_What to work on_
Below are some records. Say in a single number how many of their lines include the word "JQuiz".
::: Material for this task
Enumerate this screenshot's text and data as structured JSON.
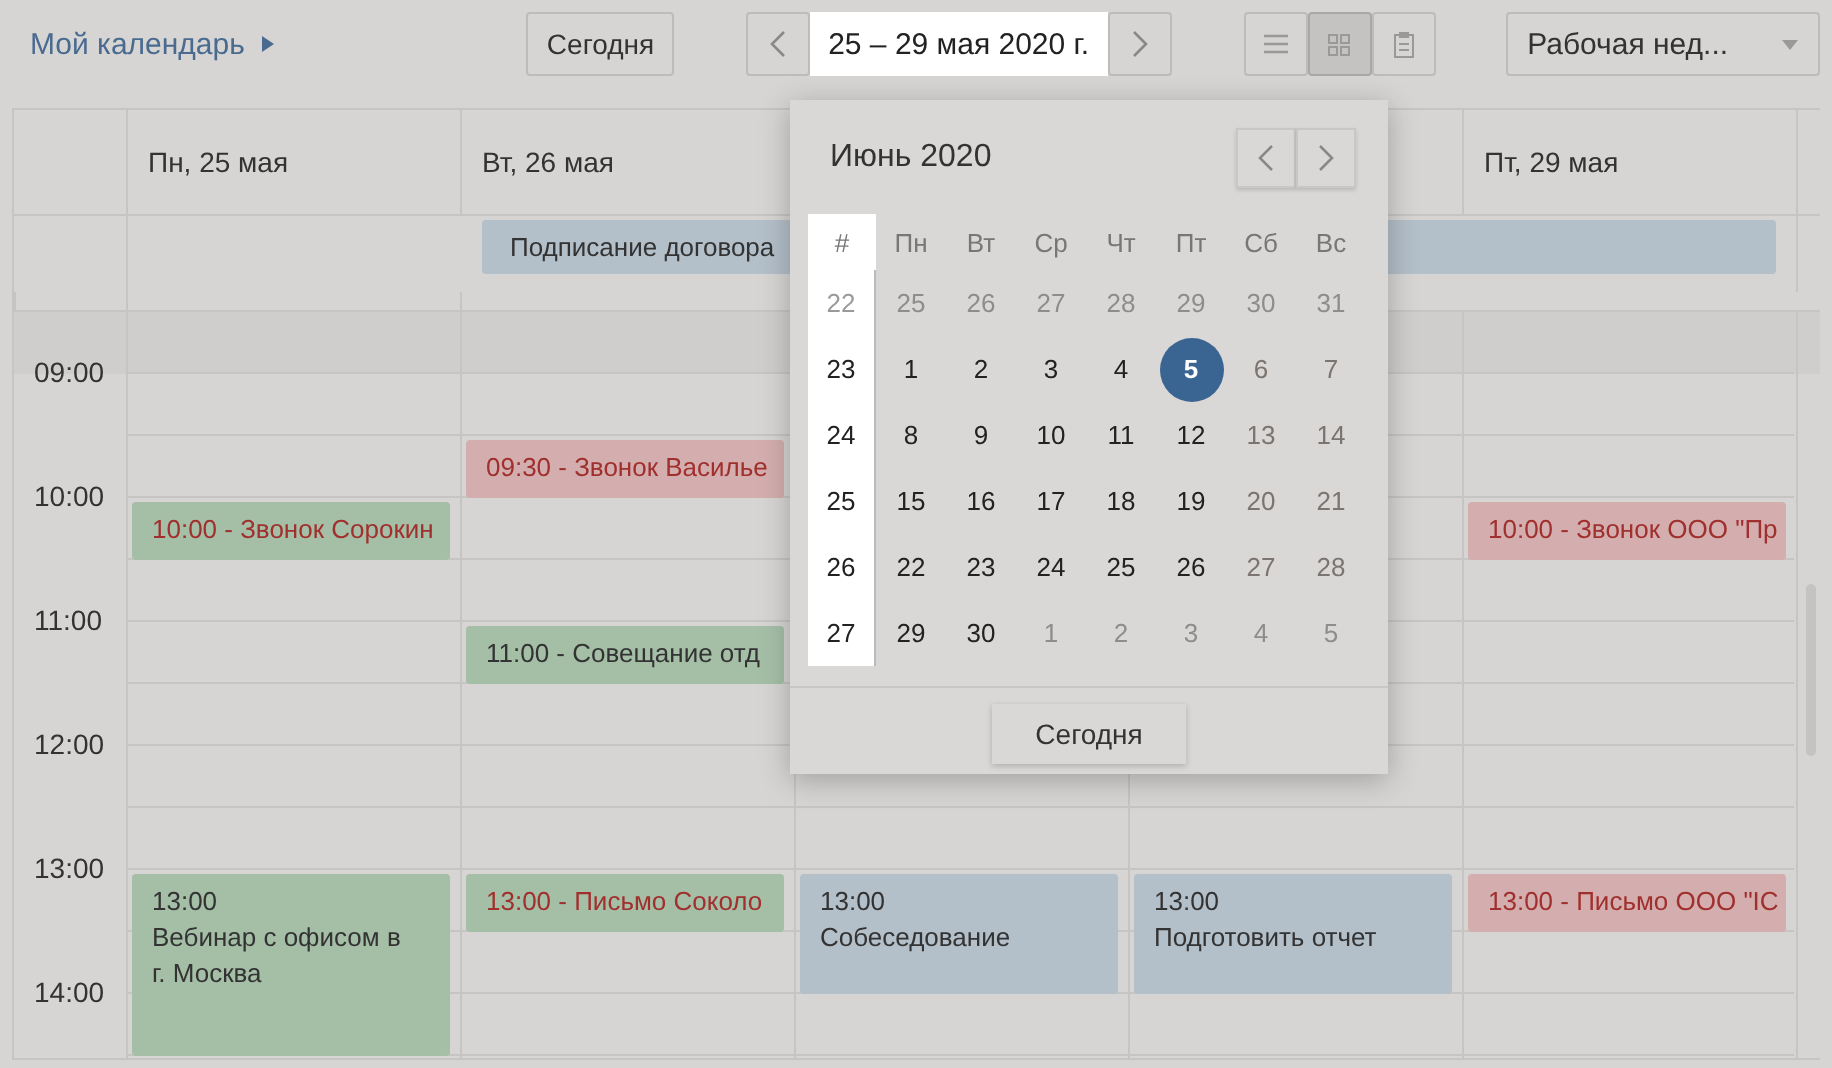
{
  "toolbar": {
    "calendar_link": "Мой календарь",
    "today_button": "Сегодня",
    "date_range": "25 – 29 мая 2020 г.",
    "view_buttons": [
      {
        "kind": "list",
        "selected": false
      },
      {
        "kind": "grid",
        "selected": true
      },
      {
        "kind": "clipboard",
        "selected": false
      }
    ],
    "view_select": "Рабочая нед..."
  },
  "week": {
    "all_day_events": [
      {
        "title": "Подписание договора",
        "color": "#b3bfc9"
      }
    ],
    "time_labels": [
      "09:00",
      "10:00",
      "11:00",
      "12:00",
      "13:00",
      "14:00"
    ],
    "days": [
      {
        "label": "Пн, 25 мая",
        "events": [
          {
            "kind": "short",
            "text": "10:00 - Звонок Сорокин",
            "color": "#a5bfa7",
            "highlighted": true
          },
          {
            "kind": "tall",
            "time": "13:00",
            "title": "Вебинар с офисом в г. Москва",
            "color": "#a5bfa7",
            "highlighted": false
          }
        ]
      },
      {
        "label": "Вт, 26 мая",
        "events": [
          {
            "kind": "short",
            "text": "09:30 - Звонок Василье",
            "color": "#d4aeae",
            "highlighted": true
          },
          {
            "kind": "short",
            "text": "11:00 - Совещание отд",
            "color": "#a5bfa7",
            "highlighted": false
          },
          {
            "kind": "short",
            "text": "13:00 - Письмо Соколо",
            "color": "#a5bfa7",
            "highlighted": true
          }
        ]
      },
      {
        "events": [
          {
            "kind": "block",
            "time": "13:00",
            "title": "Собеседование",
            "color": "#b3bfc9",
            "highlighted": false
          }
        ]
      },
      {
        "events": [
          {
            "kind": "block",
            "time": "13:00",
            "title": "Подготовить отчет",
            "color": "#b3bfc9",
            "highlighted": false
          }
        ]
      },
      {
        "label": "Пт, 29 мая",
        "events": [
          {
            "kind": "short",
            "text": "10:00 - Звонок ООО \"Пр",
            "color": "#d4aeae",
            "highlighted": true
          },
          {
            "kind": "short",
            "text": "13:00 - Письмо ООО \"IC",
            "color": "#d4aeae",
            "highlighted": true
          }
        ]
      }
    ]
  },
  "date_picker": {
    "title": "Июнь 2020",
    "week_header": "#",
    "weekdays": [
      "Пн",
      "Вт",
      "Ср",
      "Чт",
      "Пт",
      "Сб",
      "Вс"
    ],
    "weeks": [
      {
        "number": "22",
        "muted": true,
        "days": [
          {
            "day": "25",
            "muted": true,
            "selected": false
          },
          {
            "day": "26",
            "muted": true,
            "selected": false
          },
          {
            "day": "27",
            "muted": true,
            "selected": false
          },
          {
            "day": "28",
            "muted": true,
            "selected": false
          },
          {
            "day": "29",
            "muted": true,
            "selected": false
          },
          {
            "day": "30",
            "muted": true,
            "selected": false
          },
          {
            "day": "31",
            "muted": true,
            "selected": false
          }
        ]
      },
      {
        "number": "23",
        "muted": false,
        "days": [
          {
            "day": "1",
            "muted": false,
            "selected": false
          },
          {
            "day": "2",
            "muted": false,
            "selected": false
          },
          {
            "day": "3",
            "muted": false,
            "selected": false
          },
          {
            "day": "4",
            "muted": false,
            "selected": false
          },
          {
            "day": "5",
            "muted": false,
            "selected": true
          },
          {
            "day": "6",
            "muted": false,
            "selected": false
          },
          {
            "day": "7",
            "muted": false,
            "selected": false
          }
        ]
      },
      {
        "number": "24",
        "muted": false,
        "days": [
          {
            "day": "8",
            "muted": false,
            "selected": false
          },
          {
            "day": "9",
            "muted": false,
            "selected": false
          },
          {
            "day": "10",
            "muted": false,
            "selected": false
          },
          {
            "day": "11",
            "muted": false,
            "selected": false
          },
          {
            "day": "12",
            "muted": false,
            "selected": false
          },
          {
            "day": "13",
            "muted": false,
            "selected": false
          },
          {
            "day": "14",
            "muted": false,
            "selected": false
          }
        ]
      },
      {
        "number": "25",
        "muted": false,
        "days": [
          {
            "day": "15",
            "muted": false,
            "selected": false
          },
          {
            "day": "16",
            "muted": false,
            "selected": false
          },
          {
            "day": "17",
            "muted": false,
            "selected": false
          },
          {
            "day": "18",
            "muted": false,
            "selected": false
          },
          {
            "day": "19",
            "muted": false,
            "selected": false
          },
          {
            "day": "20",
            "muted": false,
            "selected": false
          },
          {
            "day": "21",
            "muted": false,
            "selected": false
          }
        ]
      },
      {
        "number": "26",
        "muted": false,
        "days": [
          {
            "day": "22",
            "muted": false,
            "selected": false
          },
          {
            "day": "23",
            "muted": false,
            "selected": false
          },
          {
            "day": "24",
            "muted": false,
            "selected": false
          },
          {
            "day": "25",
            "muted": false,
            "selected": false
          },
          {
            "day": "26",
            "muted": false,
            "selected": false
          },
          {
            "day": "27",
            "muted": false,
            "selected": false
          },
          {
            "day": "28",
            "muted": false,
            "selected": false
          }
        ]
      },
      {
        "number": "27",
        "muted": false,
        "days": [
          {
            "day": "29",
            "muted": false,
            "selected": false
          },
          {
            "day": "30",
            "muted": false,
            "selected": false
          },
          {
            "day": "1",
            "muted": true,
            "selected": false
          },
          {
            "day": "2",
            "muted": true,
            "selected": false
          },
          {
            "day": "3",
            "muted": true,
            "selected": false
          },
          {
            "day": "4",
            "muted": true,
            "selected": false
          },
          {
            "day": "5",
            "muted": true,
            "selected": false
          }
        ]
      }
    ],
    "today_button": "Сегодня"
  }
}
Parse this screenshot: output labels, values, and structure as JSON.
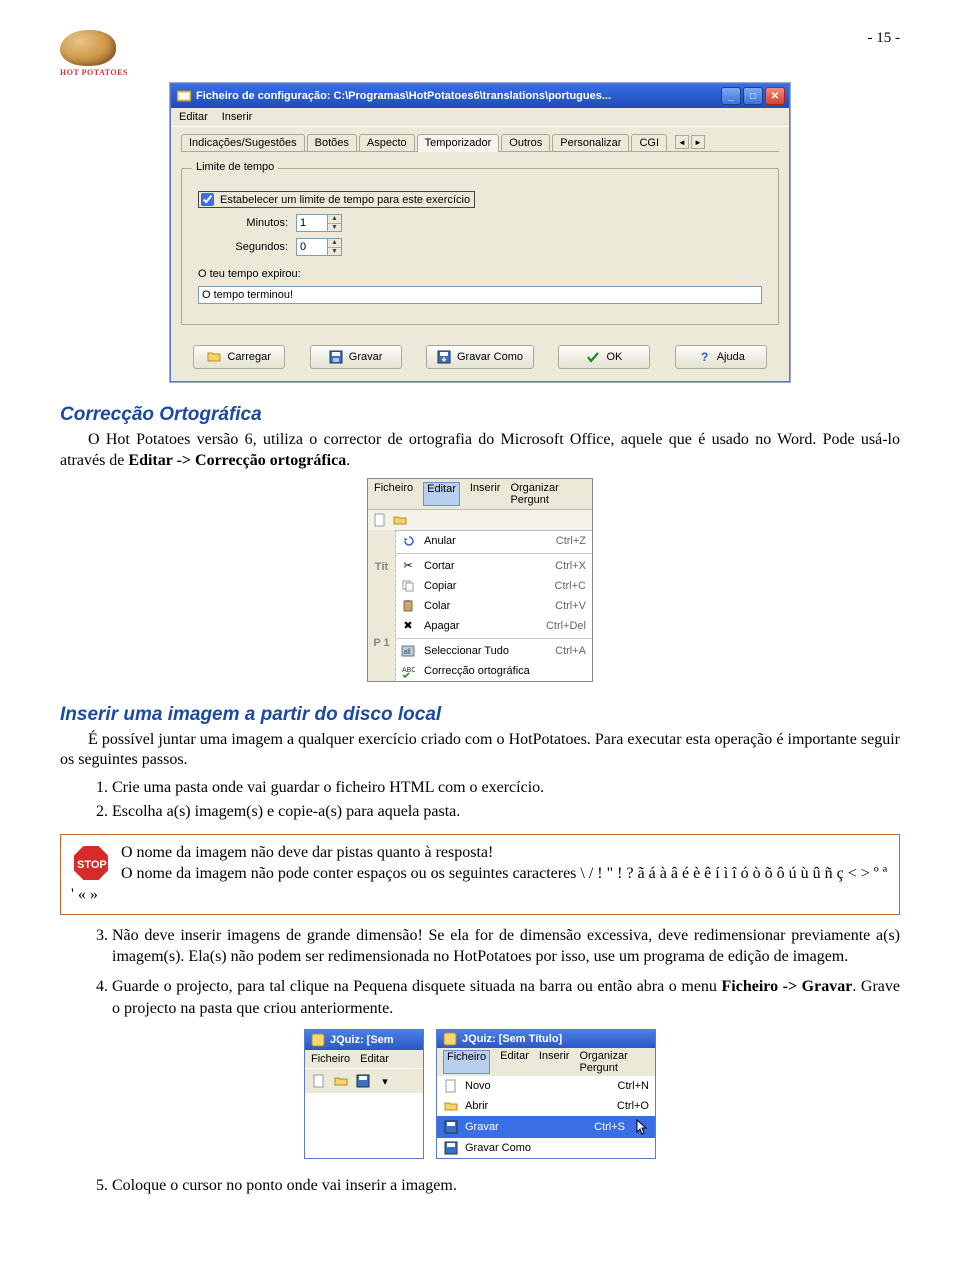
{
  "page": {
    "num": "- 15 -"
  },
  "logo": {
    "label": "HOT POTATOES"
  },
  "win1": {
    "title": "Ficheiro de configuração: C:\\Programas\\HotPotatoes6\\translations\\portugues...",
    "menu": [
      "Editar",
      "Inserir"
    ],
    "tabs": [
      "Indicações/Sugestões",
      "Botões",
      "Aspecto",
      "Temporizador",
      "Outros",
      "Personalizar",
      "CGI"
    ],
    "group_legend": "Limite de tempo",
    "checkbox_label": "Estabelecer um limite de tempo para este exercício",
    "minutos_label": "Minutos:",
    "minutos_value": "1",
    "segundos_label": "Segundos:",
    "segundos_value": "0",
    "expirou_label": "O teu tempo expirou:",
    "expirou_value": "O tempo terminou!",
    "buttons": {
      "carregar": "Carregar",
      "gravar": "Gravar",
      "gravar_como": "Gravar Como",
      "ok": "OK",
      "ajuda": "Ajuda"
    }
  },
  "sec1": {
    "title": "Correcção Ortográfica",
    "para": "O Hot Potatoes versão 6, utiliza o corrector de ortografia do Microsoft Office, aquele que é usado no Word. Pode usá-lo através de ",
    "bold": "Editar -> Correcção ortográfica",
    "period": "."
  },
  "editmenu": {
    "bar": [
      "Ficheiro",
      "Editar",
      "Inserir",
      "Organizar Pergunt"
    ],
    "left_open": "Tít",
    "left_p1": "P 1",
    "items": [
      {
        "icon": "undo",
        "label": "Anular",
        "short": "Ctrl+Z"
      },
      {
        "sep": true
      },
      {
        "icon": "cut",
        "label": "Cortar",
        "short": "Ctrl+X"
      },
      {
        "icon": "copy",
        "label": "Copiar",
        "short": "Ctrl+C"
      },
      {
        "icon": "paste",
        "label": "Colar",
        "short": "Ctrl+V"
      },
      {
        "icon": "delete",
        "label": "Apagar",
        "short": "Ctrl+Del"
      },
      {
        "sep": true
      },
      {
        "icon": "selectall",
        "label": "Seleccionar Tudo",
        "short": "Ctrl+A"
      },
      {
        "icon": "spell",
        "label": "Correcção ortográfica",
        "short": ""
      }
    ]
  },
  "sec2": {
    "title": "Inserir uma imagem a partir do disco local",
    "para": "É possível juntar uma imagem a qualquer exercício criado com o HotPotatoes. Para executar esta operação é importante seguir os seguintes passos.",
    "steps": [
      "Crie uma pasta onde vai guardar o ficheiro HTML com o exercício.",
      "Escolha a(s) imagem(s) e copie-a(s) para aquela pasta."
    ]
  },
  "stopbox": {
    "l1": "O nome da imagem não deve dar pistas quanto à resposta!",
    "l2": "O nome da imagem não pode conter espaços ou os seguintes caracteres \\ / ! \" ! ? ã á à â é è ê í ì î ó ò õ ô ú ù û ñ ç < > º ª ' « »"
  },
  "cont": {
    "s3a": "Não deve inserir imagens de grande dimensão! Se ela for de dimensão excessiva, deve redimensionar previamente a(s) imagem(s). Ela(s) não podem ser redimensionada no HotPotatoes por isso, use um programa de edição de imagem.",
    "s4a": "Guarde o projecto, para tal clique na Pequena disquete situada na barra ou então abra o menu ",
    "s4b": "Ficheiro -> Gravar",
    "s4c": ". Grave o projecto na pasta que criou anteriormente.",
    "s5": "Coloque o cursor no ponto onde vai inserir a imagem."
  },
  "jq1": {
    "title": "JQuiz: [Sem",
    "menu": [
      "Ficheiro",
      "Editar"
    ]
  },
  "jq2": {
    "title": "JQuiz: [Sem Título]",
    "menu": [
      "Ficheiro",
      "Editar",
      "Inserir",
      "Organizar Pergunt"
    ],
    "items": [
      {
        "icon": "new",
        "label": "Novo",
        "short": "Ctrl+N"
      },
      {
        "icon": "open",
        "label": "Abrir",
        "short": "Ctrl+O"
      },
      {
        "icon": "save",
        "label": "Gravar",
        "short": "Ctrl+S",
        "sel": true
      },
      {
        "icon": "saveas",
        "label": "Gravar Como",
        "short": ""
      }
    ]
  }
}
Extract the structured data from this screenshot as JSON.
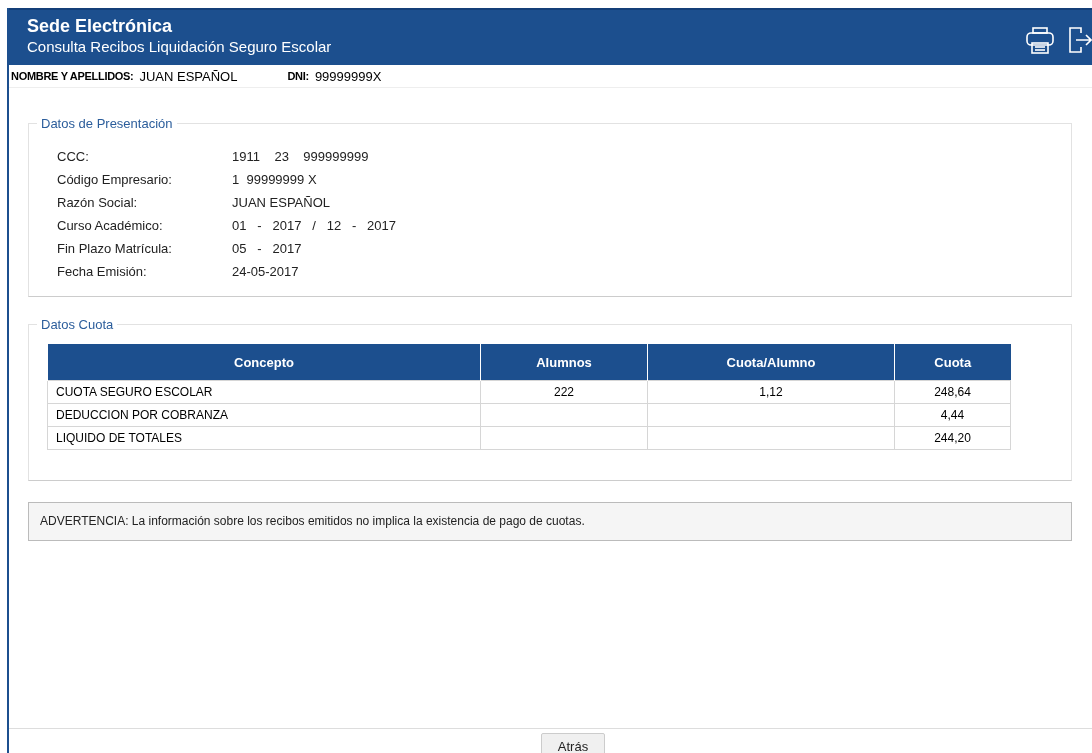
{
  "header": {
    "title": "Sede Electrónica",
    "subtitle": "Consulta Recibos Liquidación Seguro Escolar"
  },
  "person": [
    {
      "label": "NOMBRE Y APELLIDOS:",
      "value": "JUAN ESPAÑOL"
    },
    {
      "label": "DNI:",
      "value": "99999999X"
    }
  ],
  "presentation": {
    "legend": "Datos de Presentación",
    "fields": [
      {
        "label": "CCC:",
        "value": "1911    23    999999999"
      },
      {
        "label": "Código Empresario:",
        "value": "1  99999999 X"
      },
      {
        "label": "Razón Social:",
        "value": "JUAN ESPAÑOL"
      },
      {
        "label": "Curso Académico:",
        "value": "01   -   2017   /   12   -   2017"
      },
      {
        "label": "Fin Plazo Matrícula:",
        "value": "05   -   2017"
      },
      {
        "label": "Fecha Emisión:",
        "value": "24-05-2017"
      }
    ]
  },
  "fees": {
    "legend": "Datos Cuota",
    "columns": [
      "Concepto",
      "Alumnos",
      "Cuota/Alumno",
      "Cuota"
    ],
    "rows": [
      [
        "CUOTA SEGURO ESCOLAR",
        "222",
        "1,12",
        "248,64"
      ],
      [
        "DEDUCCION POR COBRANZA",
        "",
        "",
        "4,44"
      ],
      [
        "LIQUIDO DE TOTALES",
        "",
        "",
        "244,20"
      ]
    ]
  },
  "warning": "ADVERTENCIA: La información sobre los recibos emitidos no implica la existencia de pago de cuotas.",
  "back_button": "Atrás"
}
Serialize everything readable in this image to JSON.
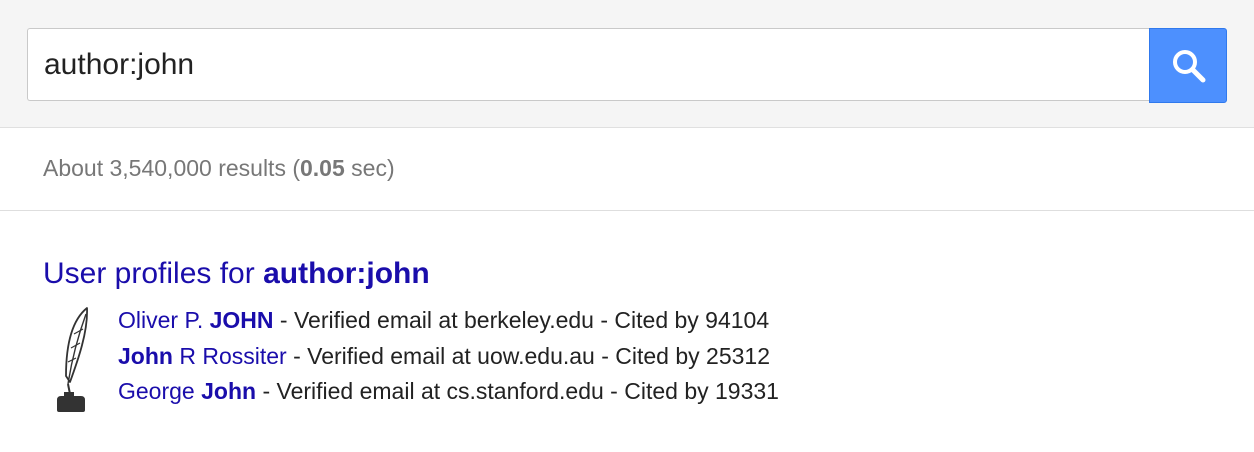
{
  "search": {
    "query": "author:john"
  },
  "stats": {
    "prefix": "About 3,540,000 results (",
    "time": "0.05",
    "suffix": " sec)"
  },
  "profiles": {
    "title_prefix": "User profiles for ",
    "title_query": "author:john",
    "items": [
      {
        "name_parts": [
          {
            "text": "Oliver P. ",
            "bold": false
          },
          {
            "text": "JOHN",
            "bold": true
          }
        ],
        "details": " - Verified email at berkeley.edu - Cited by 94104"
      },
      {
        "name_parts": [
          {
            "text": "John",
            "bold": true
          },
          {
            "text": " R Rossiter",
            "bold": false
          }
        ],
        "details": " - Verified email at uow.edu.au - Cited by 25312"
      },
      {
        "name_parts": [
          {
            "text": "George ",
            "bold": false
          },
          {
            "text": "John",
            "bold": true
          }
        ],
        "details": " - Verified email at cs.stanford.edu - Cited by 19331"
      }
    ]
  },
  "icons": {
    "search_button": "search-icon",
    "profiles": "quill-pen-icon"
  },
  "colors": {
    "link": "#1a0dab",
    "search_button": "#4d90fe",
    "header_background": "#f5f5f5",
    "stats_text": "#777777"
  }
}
::::::
_Output of the exercise_
2